Aim of the exercise
Reproduce every line of the material below word for word, leaving out the pictures.

— start Source material —

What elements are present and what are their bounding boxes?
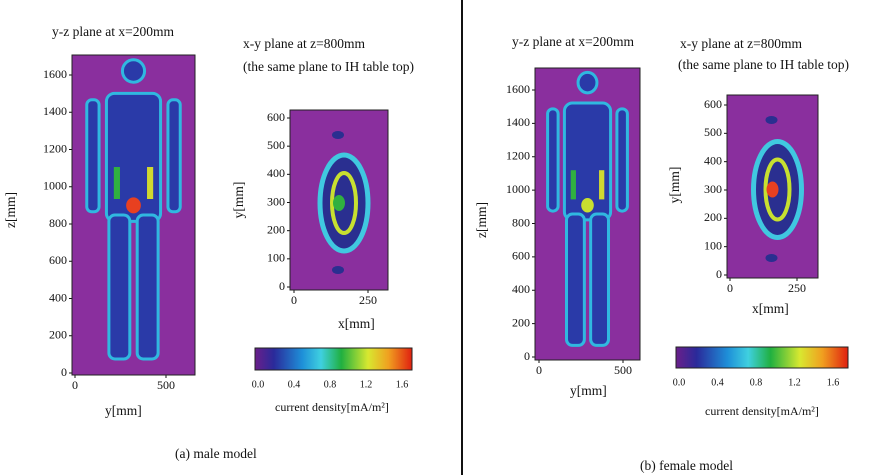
body-section <box>332 266 344 274</box>
y-axis-label: y[mm] <box>667 167 682 204</box>
y-tick-label: 1400 <box>506 115 530 129</box>
body-shape <box>85 98 101 214</box>
x-tick-label: 0 <box>536 363 542 377</box>
panel-subtitle: (the same plane to IH table top) <box>678 57 849 72</box>
hotspot <box>766 181 779 198</box>
plot-frame <box>71 54 196 376</box>
body-shape <box>166 98 182 214</box>
hotspot <box>126 197 141 214</box>
hotspot <box>333 195 345 211</box>
colorbar <box>675 346 849 369</box>
y-tick-label: 1000 <box>506 182 530 196</box>
body-shape <box>565 212 586 347</box>
colorbar-tick-label: 0.0 <box>673 377 686 388</box>
y-tick-label: 300 <box>267 194 285 208</box>
hotspot <box>147 167 154 199</box>
y-axis-label: z[mm] <box>474 202 489 238</box>
y-tick-label: 400 <box>267 166 285 180</box>
plot-frame <box>289 109 389 291</box>
y-axis-label: z[mm] <box>3 192 18 228</box>
body-shape <box>576 70 599 95</box>
hotspot <box>581 197 594 213</box>
y-tick-label: 500 <box>704 125 722 139</box>
body-section <box>763 157 792 222</box>
y-tick-label: 1200 <box>43 141 67 155</box>
hotspot <box>113 167 120 199</box>
y-tick-label: 200 <box>512 315 530 329</box>
colorbar-tick-label: 0.4 <box>711 377 724 388</box>
panel-title: y-z plane at x=200mm <box>512 34 634 49</box>
x-tick-label: 500 <box>614 363 632 377</box>
plot-frame <box>726 94 819 279</box>
panel-title: y-z plane at x=200mm <box>52 24 174 39</box>
y-tick-label: 600 <box>49 253 67 267</box>
y-axis-label: y[mm] <box>231 182 246 219</box>
x-tick-label: 0 <box>727 281 733 295</box>
y-tick-label: 600 <box>267 110 285 124</box>
body-shape <box>135 213 160 361</box>
body-shape <box>589 212 611 347</box>
colorbar <box>254 347 413 371</box>
colorbar-tick-label: 0.0 <box>252 379 265 390</box>
plot-frame <box>534 67 641 361</box>
body-section <box>765 254 778 262</box>
colorbar-tick-label: 0.8 <box>324 379 337 390</box>
body-shape <box>546 107 560 213</box>
body-shape <box>107 213 132 361</box>
body-section <box>332 131 344 139</box>
x-tick-label: 250 <box>359 293 377 307</box>
x-tick-label: 250 <box>788 281 806 295</box>
y-tick-label: 1200 <box>506 149 530 163</box>
y-tick-label: 300 <box>704 182 722 196</box>
y-tick-label: 800 <box>512 215 530 229</box>
x-tick-label: 0 <box>72 378 78 392</box>
hotspot <box>599 170 605 200</box>
body-shape <box>615 107 629 213</box>
colorbar-tick-label: 0.8 <box>750 377 763 388</box>
x-tick-label: 500 <box>157 378 175 392</box>
y-tick-label: 200 <box>267 222 285 236</box>
y-tick-label: 0 <box>279 279 285 293</box>
y-tick-label: 400 <box>512 282 530 296</box>
hotspot <box>570 170 576 200</box>
body-section <box>330 171 358 235</box>
x-tick-label: 0 <box>291 293 297 307</box>
x-axis-label: y[mm] <box>570 383 607 398</box>
y-tick-label: 100 <box>267 251 285 265</box>
y-tick-label: 0 <box>61 365 67 379</box>
colorbar-tick-label: 1.2 <box>788 377 801 388</box>
colorbar-tick-label: 1.2 <box>360 379 373 390</box>
body-section <box>765 116 778 124</box>
x-axis-label: y[mm] <box>105 403 142 418</box>
y-tick-label: 1600 <box>506 82 530 96</box>
y-tick-label: 100 <box>704 238 722 252</box>
y-tick-label: 600 <box>512 249 530 263</box>
colorbar-label: current density[mA/m²] <box>705 404 819 418</box>
y-tick-label: 0 <box>716 267 722 281</box>
caption: (a) male model <box>175 446 257 461</box>
panel-subtitle: (the same plane to IH table top) <box>243 59 414 74</box>
colorbar-tick-label: 1.6 <box>396 379 409 390</box>
y-tick-label: 500 <box>267 138 285 152</box>
x-axis-label: x[mm] <box>338 316 375 331</box>
colorbar-tick-label: 1.6 <box>827 377 840 388</box>
y-tick-label: 800 <box>49 216 67 230</box>
y-tick-label: 1400 <box>43 104 67 118</box>
panel-title: x-y plane at z=800mm <box>243 36 365 51</box>
colorbar-tick-label: 0.4 <box>288 379 301 390</box>
y-tick-label: 1600 <box>43 67 67 81</box>
y-tick-label: 0 <box>524 349 530 363</box>
y-tick-label: 200 <box>704 210 722 224</box>
x-axis-label: x[mm] <box>752 301 789 316</box>
y-tick-label: 400 <box>704 153 722 167</box>
y-tick-label: 1000 <box>43 179 67 193</box>
y-tick-label: 600 <box>704 97 722 111</box>
caption: (b) female model <box>640 458 733 473</box>
y-tick-label: 400 <box>49 290 67 304</box>
body-shape <box>120 58 147 84</box>
panel-title: x-y plane at z=800mm <box>680 36 802 51</box>
y-tick-label: 200 <box>49 328 67 342</box>
colorbar-label: current density[mA/m²] <box>275 400 389 414</box>
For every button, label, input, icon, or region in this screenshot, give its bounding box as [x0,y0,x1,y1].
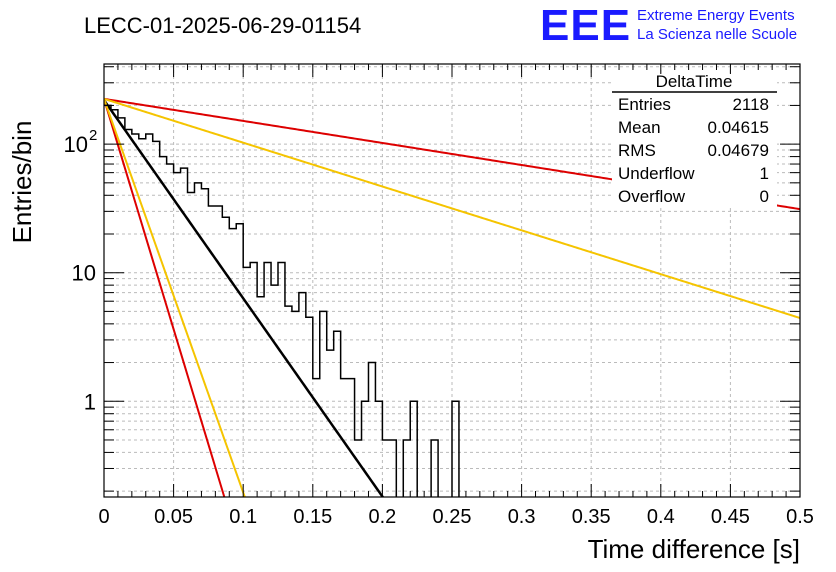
x-tick-label: 0.1 [229,506,257,528]
stats-overflow-label: Overflow [618,187,686,206]
curve-black [104,99,385,497]
logo-line2: La Scienza nelle Scuole [637,26,797,43]
x-tick-label: 0.45 [711,506,750,528]
curve-red [104,98,226,497]
x-tick-label: 0.3 [508,506,536,528]
x-tick-label: 0.05 [154,506,193,528]
stats-box: DeltaTime Entries 2118 Mean 0.04615 RMS … [612,72,777,208]
x-tick-label: 0.25 [433,506,472,528]
stats-box-bg [612,74,777,208]
stats-overflow-value: 0 [760,187,769,206]
x-tick-label: 0.35 [572,506,611,528]
eee-logo: EEE [540,1,631,50]
y-tick-label: 10 [64,132,88,157]
x-tick-label: 0.4 [647,506,675,528]
x-tick-label: 0.5 [786,506,814,528]
stats-entries-value: 2118 [732,95,769,114]
axis-ticks [103,64,801,497]
y-axis-label: Entries/bin [7,121,37,244]
stats-entries-label: Entries [618,95,671,114]
x-tick-label: 0.15 [293,506,332,528]
y-tick-label: 10 [72,261,96,286]
stats-underflow-label: Underflow [618,164,695,183]
histogram [104,104,460,497]
x-tick-labels: 0 0.05 0.1 0.15 0.2 0.25 0.3 0.35 0.4 0.45 0.5 [98,506,813,528]
stats-underflow-value: 1 [760,164,769,183]
y-tick-label: 1 [84,389,96,414]
y-tick-label-exponent: 2 [89,127,97,144]
stats-mean-value: 0.04615 [708,118,769,137]
curve-yellow [104,97,800,319]
stats-rms-value: 0.04679 [708,141,769,160]
stats-rms-label: RMS [618,141,656,160]
plot-title: LECC-01-2025-06-29-01154 [84,13,361,38]
stats-mean-label: Mean [618,118,661,137]
x-tick-label: 0.2 [368,506,396,528]
histogram-outline [104,104,460,497]
x-tick-label: 0 [98,506,109,528]
curve-yellow [104,98,246,497]
x-axis-label: Time difference [s] [588,534,800,564]
stats-title: DeltaTime [656,72,733,91]
logo-line1: Extreme Energy Events [637,7,795,24]
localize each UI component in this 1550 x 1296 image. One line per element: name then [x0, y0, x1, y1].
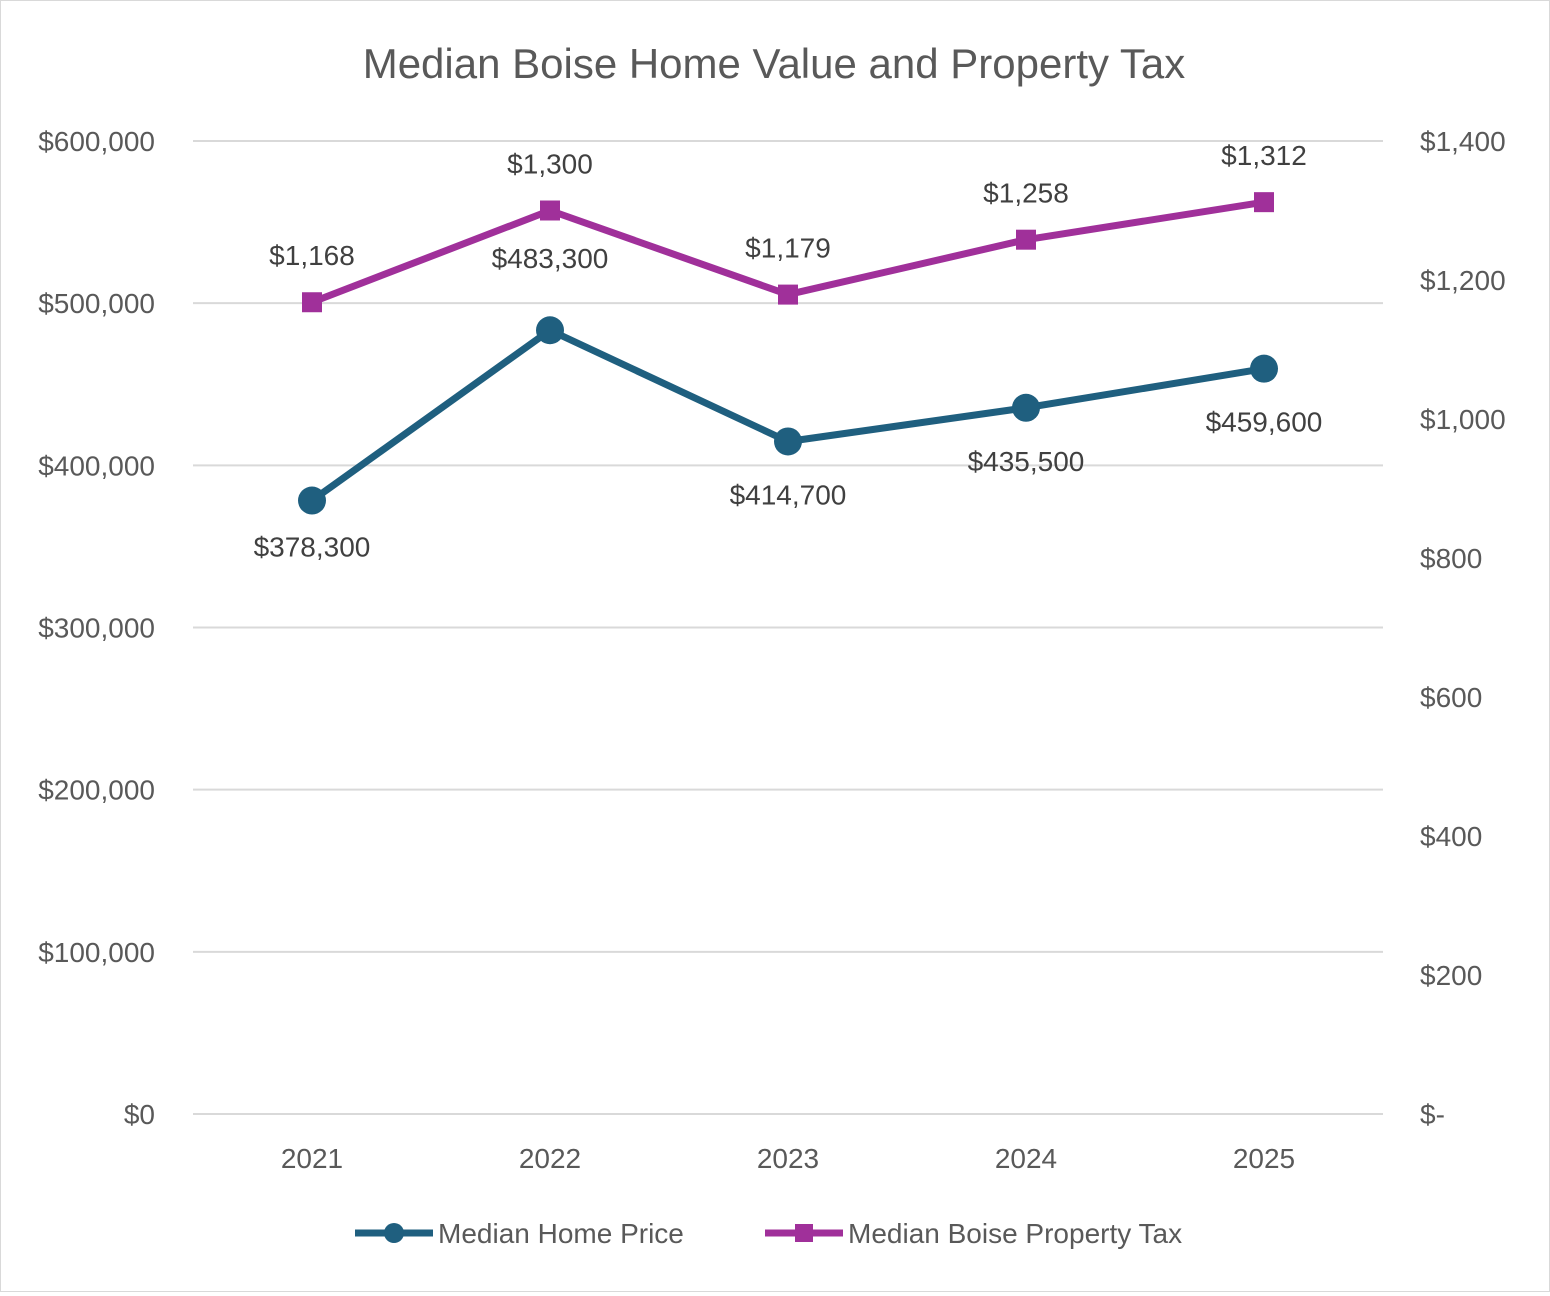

— end Source material —

Written solution
What elements are present and what are their bounding boxes?
body-section <box>332 266 344 274</box>
y-axis-label: y[mm] <box>667 167 682 204</box>
y-tick-label: 1400 <box>506 115 530 129</box>
body-shape <box>85 98 101 214</box>
x-tick-label: 0 <box>536 363 542 377</box>
panel-subtitle: (the same plane to IH table top) <box>678 57 849 72</box>
hotspot <box>766 181 779 198</box>
plot-frame <box>71 54 196 376</box>
body-shape <box>166 98 182 214</box>
hotspot <box>126 197 141 214</box>
hotspot <box>333 195 345 211</box>
colorbar <box>675 346 849 369</box>
y-tick-label: 1000 <box>506 182 530 196</box>
body-shape <box>565 212 586 347</box>
colorbar-tick-label: 0.0 <box>673 377 686 388</box>
y-tick-label: 300 <box>267 194 285 208</box>
hotspot <box>147 167 154 199</box>
y-axis-label: z[mm] <box>474 202 489 238</box>
y-tick-label: 400 <box>267 166 285 180</box>
plot-frame <box>289 109 389 291</box>
y-axis-label: z[mm] <box>3 192 18 228</box>
body-shape <box>576 70 599 95</box>
hotspot <box>581 197 594 213</box>
y-tick-label: 500 <box>704 125 722 139</box>
body-section <box>763 157 792 222</box>
y-tick-label: 1200 <box>43 141 67 155</box>
hotspot <box>113 167 120 199</box>
y-tick-label: 200 <box>512 315 530 329</box>
colorbar-tick-label: 0.4 <box>711 377 724 388</box>
panel-title: y-z plane at x=200mm <box>512 34 634 49</box>
x-tick-label: 500 <box>614 363 632 377</box>
plot-frame <box>726 94 819 279</box>
panel-title: y-z plane at x=200mm <box>52 24 174 39</box>
y-tick-label: 600 <box>49 253 67 267</box>
y-axis-label: y[mm] <box>231 182 246 219</box>
x-tick-label: 0 <box>727 281 733 295</box>
y-tick-label: 600 <box>267 110 285 124</box>
body-shape <box>135 213 160 361</box>
body-shape <box>589 212 611 347</box>
colorbar <box>254 347 413 371</box>
colorbar-tick-label: 0.0 <box>252 379 265 390</box>
plot-frame <box>534 67 641 361</box>
body-section <box>765 254 778 262</box>
colorbar-tick-label: 0.8 <box>324 379 337 390</box>
body-shape <box>546 107 560 213</box>
body-shape <box>107 213 132 361</box>
body-section <box>332 131 344 139</box>
x-tick-label: 250 <box>359 293 377 307</box>
x-tick-label: 250 <box>788 281 806 295</box>
y-tick-label: 1200 <box>506 149 530 163</box>
y-tick-label: 300 <box>704 182 722 196</box>
y-tick-label: 800 <box>512 215 530 229</box>
x-tick-label: 0 <box>72 378 78 392</box>
hotspot <box>599 170 605 200</box>
body-shape <box>615 107 629 213</box>
colorbar-tick-label: 0.8 <box>750 377 763 388</box>
x-tick-label: 500 <box>157 378 175 392</box>
y-tick-label: 200 <box>267 222 285 236</box>
y-tick-label: 0 <box>279 279 285 293</box>
y-tick-label: 400 <box>512 282 530 296</box>
hotspot <box>570 170 576 200</box>
body-section <box>330 171 358 235</box>
x-tick-label: 0 <box>291 293 297 307</box>
x-axis-label: y[mm] <box>570 383 607 398</box>
y-tick-label: 100 <box>267 251 285 265</box>
y-tick-label: 0 <box>61 365 67 379</box>
colorbar-tick-label: 1.2 <box>788 377 801 388</box>
colorbar-tick-label: 1.2 <box>360 379 373 390</box>
body-section <box>765 116 778 124</box>
x-axis-label: y[mm] <box>105 403 142 418</box>
y-tick-label: 1600 <box>506 82 530 96</box>
y-tick-label: 100 <box>704 238 722 252</box>
y-tick-label: 600 <box>512 249 530 263</box>
colorbar-label: current density[mA/m²] <box>705 404 819 418</box>
y-tick-label: 0 <box>716 267 722 281</box>
caption: (a) male model <box>175 446 257 461</box>
panel-subtitle: (the same plane to IH table top) <box>243 59 414 74</box>
colorbar-tick-label: 1.6 <box>396 379 409 390</box>
y-tick-label: 500 <box>267 138 285 152</box>
x-axis-label: x[mm] <box>338 316 375 331</box>
colorbar-tick-label: 1.6 <box>827 377 840 388</box>
y-tick-label: 800 <box>49 216 67 230</box>
y-tick-label: 1400 <box>43 104 67 118</box>
panel-title: x-y plane at z=800mm <box>243 36 365 51</box>
colorbar-tick-label: 0.4 <box>288 379 301 390</box>
y-tick-label: 1600 <box>43 67 67 81</box>
y-tick-label: 0 <box>524 349 530 363</box>
y-tick-label: 200 <box>704 210 722 224</box>
x-axis-label: x[mm] <box>752 301 789 316</box>
y-tick-label: 400 <box>704 153 722 167</box>
y-tick-label: 1000 <box>43 179 67 193</box>
y-tick-label: 600 <box>704 97 722 111</box>
caption: (b) female model <box>640 458 733 473</box>
y-tick-label: 400 <box>49 290 67 304</box>
body-shape <box>120 58 147 84</box>
panel-title: x-y plane at z=800mm <box>680 36 802 51</box>
y-tick-label: 200 <box>49 328 67 342</box>
colorbar-label: current density[mA/m²] <box>275 400 389 414</box>
For every button, label, input, icon, or region in this screenshot, give its bounding box as [x0,y0,x1,y1].
x-tick-label: 0.1 [229,506,257,528]
stats-overflow-label: Overflow [618,187,686,206]
curve-black [104,99,385,497]
logo-line2: La Scienza nelle Scuole [637,26,797,43]
x-tick-label: 0.45 [711,506,750,528]
curve-red [104,98,226,497]
x-tick-label: 0.3 [508,506,536,528]
x-tick-label: 0.05 [154,506,193,528]
stats-box: DeltaTime Entries 2118 Mean 0.04615 RMS … [612,72,777,208]
x-tick-label: 0.25 [433,506,472,528]
stats-box-bg [612,74,777,208]
stats-overflow-value: 0 [760,187,769,206]
x-tick-label: 0.35 [572,506,611,528]
eee-logo: EEE [540,1,631,50]
y-tick-label: 10 [64,132,88,157]
x-tick-label: 0.4 [647,506,675,528]
x-tick-label: 0.5 [786,506,814,528]
stats-entries-value: 2118 [732,95,769,114]
axis-ticks [103,64,801,497]
y-axis-label: Entries/bin [7,121,37,244]
stats-entries-label: Entries [618,95,671,114]
x-tick-label: 0.15 [293,506,332,528]
y-tick-label: 10 [72,261,96,286]
stats-underflow-label: Underflow [618,164,695,183]
histogram [104,104,460,497]
x-tick-labels: 0 0.05 0.1 0.15 0.2 0.25 0.3 0.35 0.4 0.45 0.5 [98,506,813,528]
stats-underflow-value: 1 [760,164,769,183]
y-tick-label: 1 [84,389,96,414]
y-tick-label-exponent: 2 [89,127,97,144]
stats-mean-value: 0.04615 [708,118,769,137]
curve-yellow [104,97,800,319]
stats-rms-value: 0.04679 [708,141,769,160]
stats-rms-label: RMS [618,141,656,160]
plot-title: LECC-01-2025-06-29-01154 [84,13,361,38]
stats-mean-label: Mean [618,118,661,137]
x-tick-label: 0.2 [368,506,396,528]
histogram-outline [104,104,460,497]
x-tick-label: 0 [98,506,109,528]
curve-yellow [104,98,246,497]
x-axis-label: Time difference [s] [588,534,800,564]
stats-title: DeltaTime [656,72,733,91]
logo-line1: Extreme Energy Events [637,7,795,24]
localize each UI component in this 1550 x 1296 image. One line per element: name then [x0, y0, x1, y1].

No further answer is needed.